• EXTRACTED ENTRIES:
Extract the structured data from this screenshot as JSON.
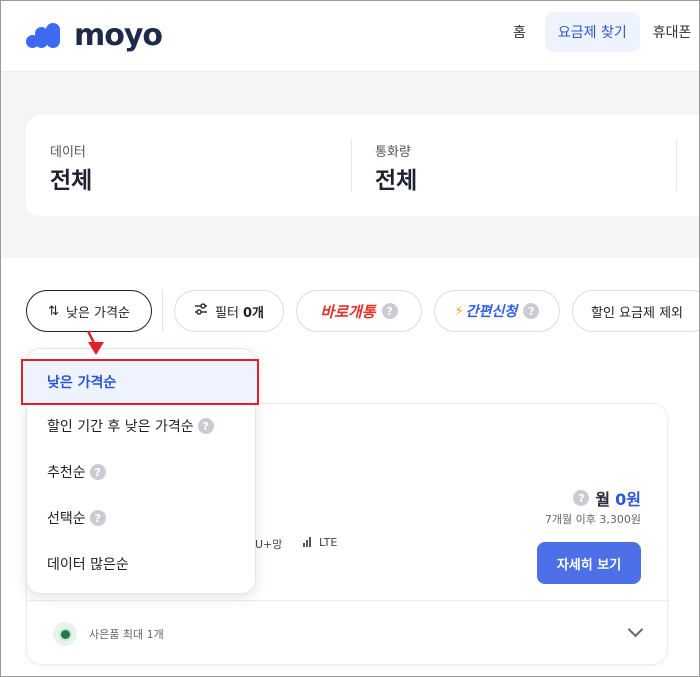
{
  "header": {
    "brand": "moyo",
    "nav": [
      "홈",
      "요금제 찾기",
      "휴대폰"
    ]
  },
  "filters": [
    {
      "label": "데이터",
      "value": "전체"
    },
    {
      "label": "통화량",
      "value": "전체"
    }
  ],
  "chips": {
    "sort_label": "낮은 가격순",
    "filter_label": "필터",
    "filter_count": "0개",
    "instant_open": "바로개통",
    "easy_apply": "간편신청",
    "exclude_discount": "할인 요금제 제외"
  },
  "dropdown": {
    "options": [
      "낮은 가격순",
      "할인 기간 후 낮은 가격순",
      "추천순",
      "선택순",
      "데이터 많은순"
    ]
  },
  "plan": {
    "price_prefix": "월",
    "price": "0원",
    "price_after": "7개월 이후 3,300원",
    "network": "U+망",
    "tech": "LTE",
    "detail_button": "자세히 보기",
    "gift": "사은품 최대 1개"
  },
  "colors": {
    "brand_blue": "#3d6af0",
    "accent_red": "#e0202a",
    "button_blue": "#4d6fe8"
  }
}
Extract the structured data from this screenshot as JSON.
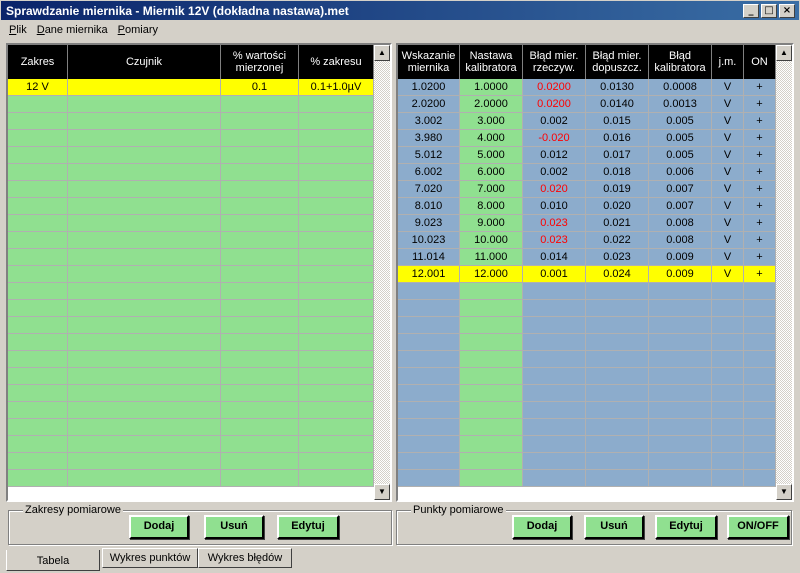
{
  "window": {
    "title": "Sprawdzanie miernika - Miernik 12V (dokładna nastawa).met",
    "minimize": "_",
    "maximize": "□",
    "close": "×"
  },
  "menu": [
    {
      "label_ul": "P",
      "label_rest": "lik"
    },
    {
      "label_ul": "D",
      "label_rest": "ane miernika"
    },
    {
      "label_ul": "P",
      "label_rest": "omiary"
    }
  ],
  "ranges_table": {
    "headers": [
      "Zakres",
      "Czujnik",
      "% wartości mierzonej",
      "% zakresu"
    ],
    "rows": [
      {
        "zakres": "12 V",
        "czujnik": "",
        "pct_value": "0.1",
        "pct_range": "0.1+1.0µV",
        "selected": true
      }
    ],
    "empty_rows": 23
  },
  "points_table": {
    "headers": [
      "Wskazanie miernika",
      "Nastawa kalibratora",
      "Błąd mier. rzeczyw.",
      "Błąd mier. dopuszcz.",
      "Błąd kalibratora",
      "j.m.",
      "ON"
    ],
    "rows": [
      {
        "reading": "1.0200",
        "setting": "1.0000",
        "err_actual": "0.0200",
        "err_actual_red": true,
        "err_allowed": "0.0130",
        "err_cal": "0.0008",
        "unit": "V",
        "on": "+"
      },
      {
        "reading": "2.0200",
        "setting": "2.0000",
        "err_actual": "0.0200",
        "err_actual_red": true,
        "err_allowed": "0.0140",
        "err_cal": "0.0013",
        "unit": "V",
        "on": "+"
      },
      {
        "reading": "3.002",
        "setting": "3.000",
        "err_actual": "0.002",
        "err_actual_red": false,
        "err_allowed": "0.015",
        "err_cal": "0.005",
        "unit": "V",
        "on": "+"
      },
      {
        "reading": "3.980",
        "setting": "4.000",
        "err_actual": "-0.020",
        "err_actual_red": true,
        "err_allowed": "0.016",
        "err_cal": "0.005",
        "unit": "V",
        "on": "+"
      },
      {
        "reading": "5.012",
        "setting": "5.000",
        "err_actual": "0.012",
        "err_actual_red": false,
        "err_allowed": "0.017",
        "err_cal": "0.005",
        "unit": "V",
        "on": "+"
      },
      {
        "reading": "6.002",
        "setting": "6.000",
        "err_actual": "0.002",
        "err_actual_red": false,
        "err_allowed": "0.018",
        "err_cal": "0.006",
        "unit": "V",
        "on": "+"
      },
      {
        "reading": "7.020",
        "setting": "7.000",
        "err_actual": "0.020",
        "err_actual_red": true,
        "err_allowed": "0.019",
        "err_cal": "0.007",
        "unit": "V",
        "on": "+"
      },
      {
        "reading": "8.010",
        "setting": "8.000",
        "err_actual": "0.010",
        "err_actual_red": false,
        "err_allowed": "0.020",
        "err_cal": "0.007",
        "unit": "V",
        "on": "+"
      },
      {
        "reading": "9.023",
        "setting": "9.000",
        "err_actual": "0.023",
        "err_actual_red": true,
        "err_allowed": "0.021",
        "err_cal": "0.008",
        "unit": "V",
        "on": "+"
      },
      {
        "reading": "10.023",
        "setting": "10.000",
        "err_actual": "0.023",
        "err_actual_red": true,
        "err_allowed": "0.022",
        "err_cal": "0.008",
        "unit": "V",
        "on": "+"
      },
      {
        "reading": "11.014",
        "setting": "11.000",
        "err_actual": "0.014",
        "err_actual_red": false,
        "err_allowed": "0.023",
        "err_cal": "0.009",
        "unit": "V",
        "on": "+"
      },
      {
        "reading": "12.001",
        "setting": "12.000",
        "err_actual": "0.001",
        "err_actual_red": false,
        "err_allowed": "0.024",
        "err_cal": "0.009",
        "unit": "V",
        "on": "+",
        "selected": true
      }
    ],
    "empty_rows": 12
  },
  "ranges_group": {
    "title": "Zakresy pomiarowe",
    "add": "Dodaj",
    "delete": "Usuń",
    "edit": "Edytuj"
  },
  "points_group": {
    "title": "Punkty pomiarowe",
    "add": "Dodaj",
    "delete": "Usuń",
    "edit": "Edytuj",
    "onoff": "ON/OFF"
  },
  "tabs": [
    "Tabela",
    "Wykres punktów",
    "Wykres błędów"
  ],
  "colors": {
    "green": "#90e090",
    "blue": "#8caccc",
    "selected": "#ffff00",
    "error_red": "#ff0000"
  }
}
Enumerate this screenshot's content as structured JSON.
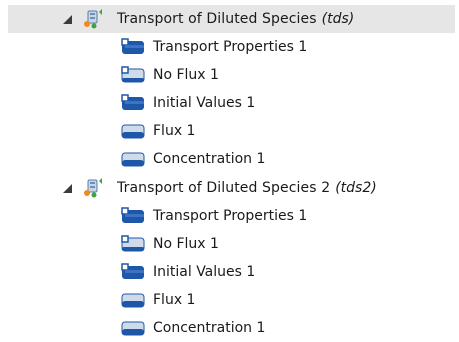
{
  "tree": {
    "physics": [
      {
        "name": "Transport of Diluted Species",
        "tag": "(tds)",
        "children": [
          {
            "label": "Transport Properties 1",
            "kind": "domain"
          },
          {
            "label": "No Flux 1",
            "kind": "boundary-default"
          },
          {
            "label": "Initial Values 1",
            "kind": "domain"
          },
          {
            "label": "Flux 1",
            "kind": "boundary"
          },
          {
            "label": "Concentration 1",
            "kind": "boundary"
          }
        ]
      },
      {
        "name": "Transport of Diluted Species 2",
        "tag": "(tds2)",
        "children": [
          {
            "label": "Transport Properties 1",
            "kind": "domain"
          },
          {
            "label": "No Flux 1",
            "kind": "boundary-default"
          },
          {
            "label": "Initial Values 1",
            "kind": "domain"
          },
          {
            "label": "Flux 1",
            "kind": "boundary"
          },
          {
            "label": "Concentration 1",
            "kind": "boundary"
          }
        ]
      }
    ]
  },
  "icons": {
    "expand": "expanded-triangle-icon",
    "physics": "transport-physics-icon",
    "domain": "domain-feature-icon",
    "boundary": "boundary-feature-icon",
    "boundary_default": "boundary-default-feature-icon"
  },
  "colors": {
    "selected_row": "#e6e6e6",
    "feature_blue": "#1f57a8",
    "feature_light": "#cfdbe9",
    "physics_green": "#3aa53a",
    "physics_orange": "#f28a1e"
  }
}
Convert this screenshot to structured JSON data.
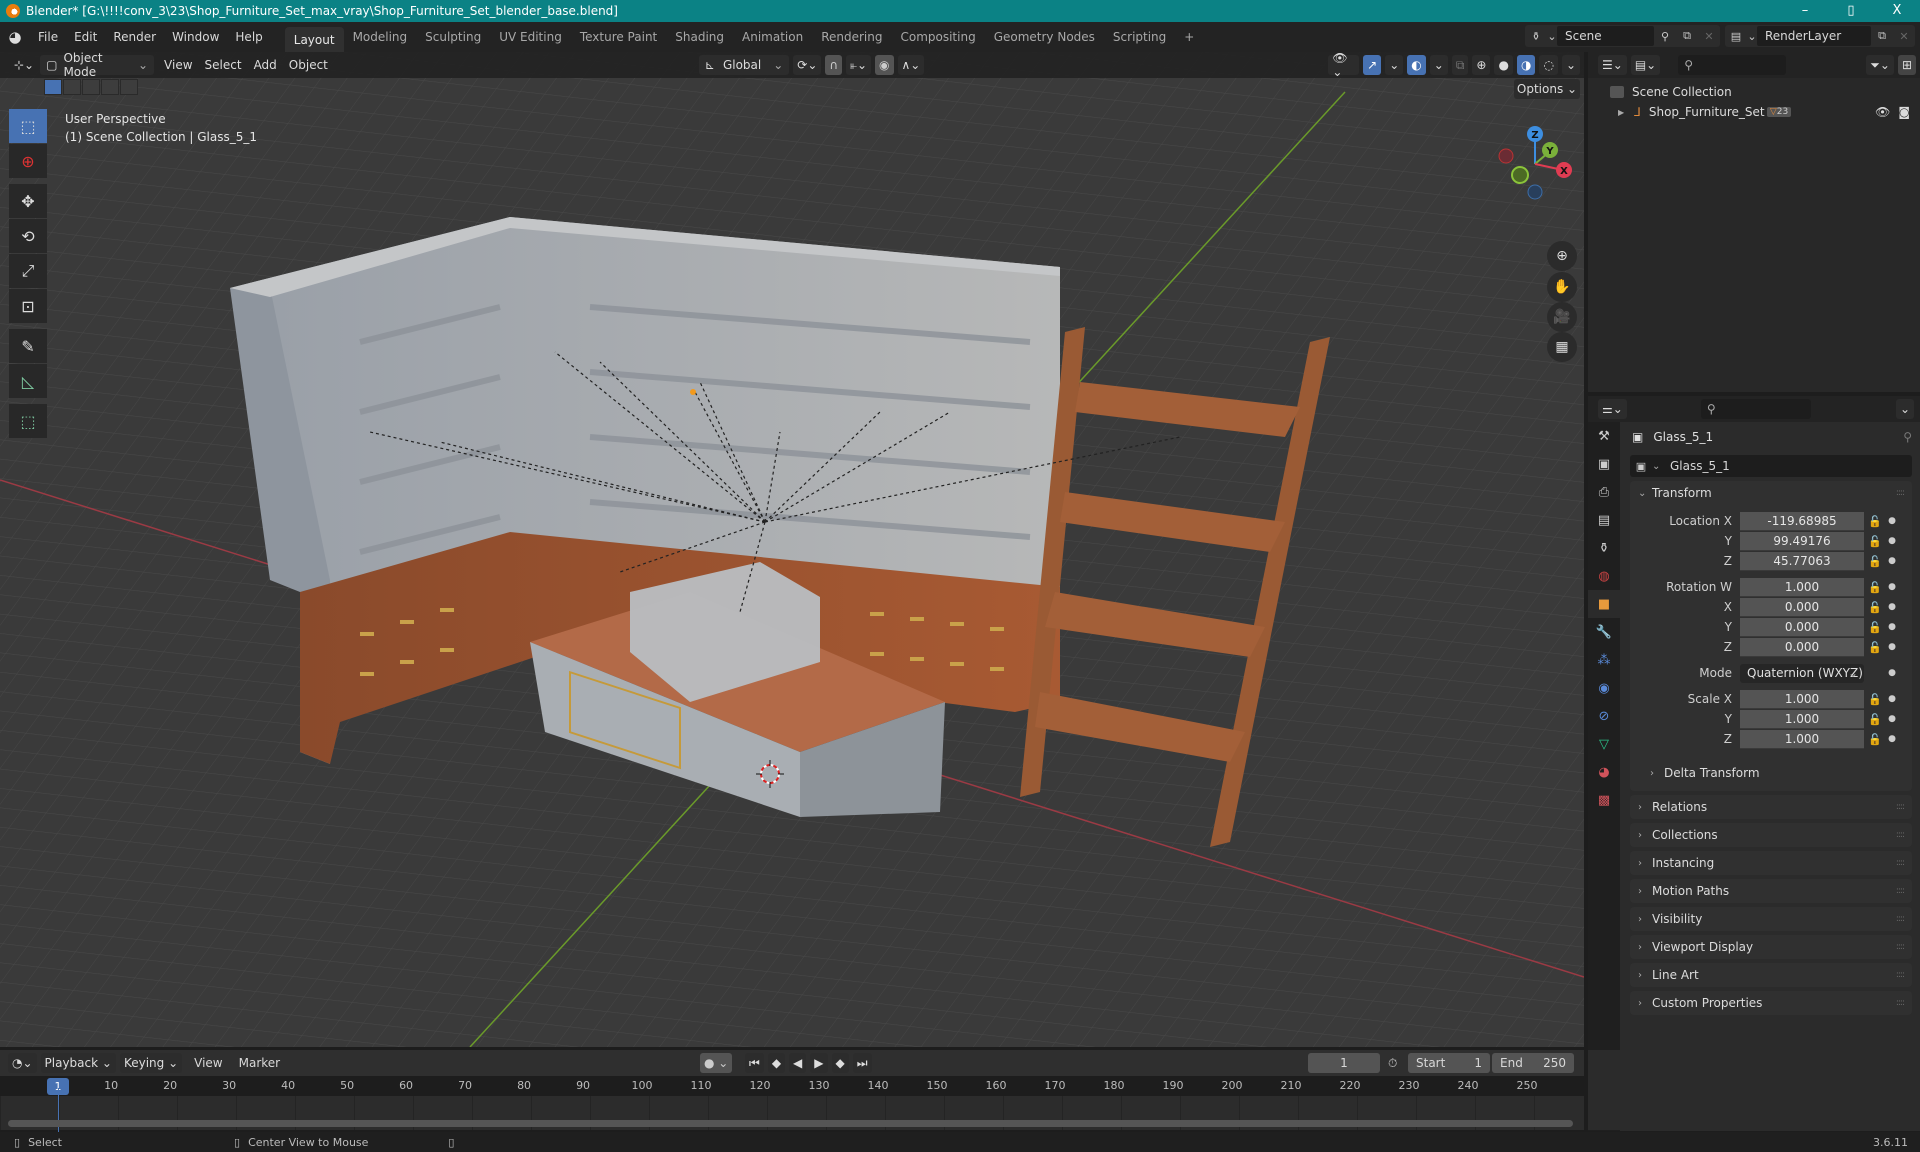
{
  "window": {
    "title": "Blender* [G:\\!!!!conv_3\\23\\Shop_Furniture_Set_max_vray\\Shop_Furniture_Set_blender_base.blend]",
    "minimize": "–",
    "maximize": "▯",
    "close": "X"
  },
  "menu": [
    "File",
    "Edit",
    "Render",
    "Window",
    "Help"
  ],
  "workspaces": [
    "Layout",
    "Modeling",
    "Sculpting",
    "UV Editing",
    "Texture Paint",
    "Shading",
    "Animation",
    "Rendering",
    "Compositing",
    "Geometry Nodes",
    "Scripting"
  ],
  "workspace_add": "+",
  "active_workspace": "Layout",
  "scene": {
    "label": "Scene"
  },
  "render_layer": {
    "label": "RenderLayer"
  },
  "viewport": {
    "mode": "Object Mode",
    "menus": [
      "View",
      "Select",
      "Add",
      "Object"
    ],
    "orientation": "Global",
    "options": "Options",
    "info_line1": "User Perspective",
    "info_line2": "(1) Scene Collection | Glass_5_1",
    "gizmo": {
      "x": "X",
      "y": "Y",
      "z": "Z"
    }
  },
  "outliner": {
    "search_placeholder": "",
    "root": "Scene Collection",
    "items": [
      {
        "name": "Shop_Furniture_Set",
        "badge": "23"
      }
    ]
  },
  "properties": {
    "object_name": "Glass_5_1",
    "datablock_name": "Glass_5_1",
    "transform_label": "Transform",
    "location": {
      "label": "Location X",
      "x": "-119.68985",
      "y": "99.49176",
      "z": "45.77063"
    },
    "rotation": {
      "label": "Rotation W",
      "w": "1.000",
      "x": "0.000",
      "y": "0.000",
      "z": "0.000"
    },
    "mode_label": "Mode",
    "mode_value": "Quaternion (WXYZ)",
    "scale": {
      "label": "Scale X",
      "x": "1.000",
      "y": "1.000",
      "z": "1.000"
    },
    "axis_labels": {
      "x": "X",
      "y": "Y",
      "z": "Z"
    },
    "delta_transform": "Delta Transform",
    "panels": [
      "Relations",
      "Collections",
      "Instancing",
      "Motion Paths",
      "Visibility",
      "Viewport Display",
      "Line Art",
      "Custom Properties"
    ]
  },
  "timeline": {
    "menus": [
      "Playback",
      "Keying",
      "View",
      "Marker"
    ],
    "current_frame": "1",
    "start_label": "Start",
    "start": "1",
    "end_label": "End",
    "end": "250",
    "ticks": [
      "10",
      "20",
      "30",
      "40",
      "50",
      "60",
      "70",
      "80",
      "90",
      "100",
      "110",
      "120",
      "130",
      "140",
      "150",
      "160",
      "170",
      "180",
      "190",
      "200",
      "210",
      "220",
      "230",
      "240",
      "250"
    ]
  },
  "statusbar": {
    "select": "Select",
    "center_view": "Center View to Mouse",
    "version": "3.6.11"
  }
}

• AIM OF THE TASK: From the records given above, copy all lines containing "Species".

• COMPLETED TASK:
        "name": "Transport of Diluted Species",
        "name": "Transport of Diluted Species 2",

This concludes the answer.